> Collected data

####################

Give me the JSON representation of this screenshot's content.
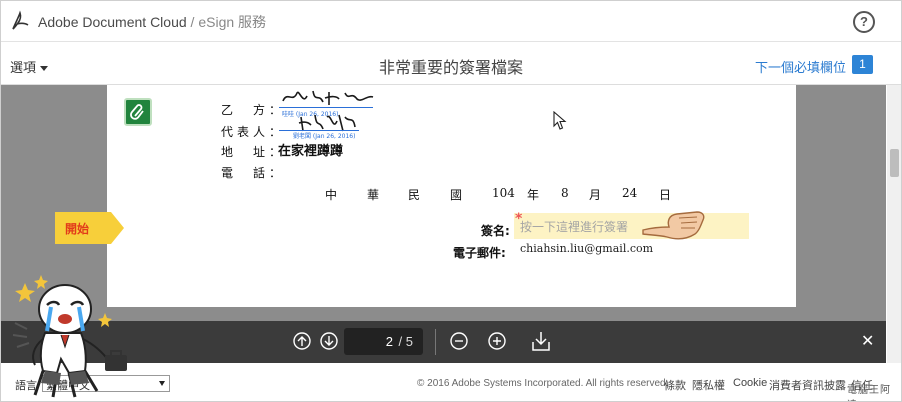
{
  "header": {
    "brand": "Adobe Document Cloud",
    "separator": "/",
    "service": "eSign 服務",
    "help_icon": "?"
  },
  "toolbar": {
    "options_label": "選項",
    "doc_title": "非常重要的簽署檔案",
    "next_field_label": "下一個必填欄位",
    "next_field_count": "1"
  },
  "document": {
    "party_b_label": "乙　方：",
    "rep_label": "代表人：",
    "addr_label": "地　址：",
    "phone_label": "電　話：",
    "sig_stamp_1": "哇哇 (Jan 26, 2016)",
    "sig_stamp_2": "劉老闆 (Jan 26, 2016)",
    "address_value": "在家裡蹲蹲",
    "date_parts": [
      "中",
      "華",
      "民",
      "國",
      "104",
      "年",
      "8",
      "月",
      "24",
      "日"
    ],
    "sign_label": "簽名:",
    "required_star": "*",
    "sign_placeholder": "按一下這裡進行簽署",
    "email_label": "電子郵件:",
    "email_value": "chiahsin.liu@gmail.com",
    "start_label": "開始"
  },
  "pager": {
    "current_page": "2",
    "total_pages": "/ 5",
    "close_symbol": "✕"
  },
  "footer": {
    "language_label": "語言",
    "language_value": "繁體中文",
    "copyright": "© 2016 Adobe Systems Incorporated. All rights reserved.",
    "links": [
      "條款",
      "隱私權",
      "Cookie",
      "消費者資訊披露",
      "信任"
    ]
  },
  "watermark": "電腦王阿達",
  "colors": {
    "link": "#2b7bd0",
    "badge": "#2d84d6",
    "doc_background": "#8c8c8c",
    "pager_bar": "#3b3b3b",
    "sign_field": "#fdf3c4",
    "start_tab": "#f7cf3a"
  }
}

####################

> Stated goal
Reproduce the material above in full and without alteration, but skip all pictures.

> Full solution
Give me the JSON representation of this screenshot's content.
{
  "header": {
    "brand": "Adobe Document Cloud",
    "separator": "/",
    "service": "eSign 服務",
    "help_icon": "?"
  },
  "toolbar": {
    "options_label": "選項",
    "doc_title": "非常重要的簽署檔案",
    "next_field_label": "下一個必填欄位",
    "next_field_count": "1"
  },
  "document": {
    "party_b_label": "乙　方：",
    "rep_label": "代表人：",
    "addr_label": "地　址：",
    "phone_label": "電　話：",
    "sig_stamp_1": "哇哇 (Jan 26, 2016)",
    "sig_stamp_2": "劉老闆 (Jan 26, 2016)",
    "address_value": "在家裡蹲蹲",
    "date_parts": [
      "中",
      "華",
      "民",
      "國",
      "104",
      "年",
      "8",
      "月",
      "24",
      "日"
    ],
    "sign_label": "簽名:",
    "required_star": "*",
    "sign_placeholder": "按一下這裡進行簽署",
    "email_label": "電子郵件:",
    "email_value": "chiahsin.liu@gmail.com",
    "start_label": "開始"
  },
  "pager": {
    "current_page": "2",
    "total_pages": "/ 5",
    "close_symbol": "✕"
  },
  "footer": {
    "language_label": "語言",
    "language_value": "繁體中文",
    "copyright": "© 2016 Adobe Systems Incorporated. All rights reserved.",
    "links": [
      "條款",
      "隱私權",
      "Cookie",
      "消費者資訊披露",
      "信任"
    ]
  },
  "watermark": "電腦王阿達",
  "colors": {
    "link": "#2b7bd0",
    "badge": "#2d84d6",
    "doc_background": "#8c8c8c",
    "pager_bar": "#3b3b3b",
    "sign_field": "#fdf3c4",
    "start_tab": "#f7cf3a"
  }
}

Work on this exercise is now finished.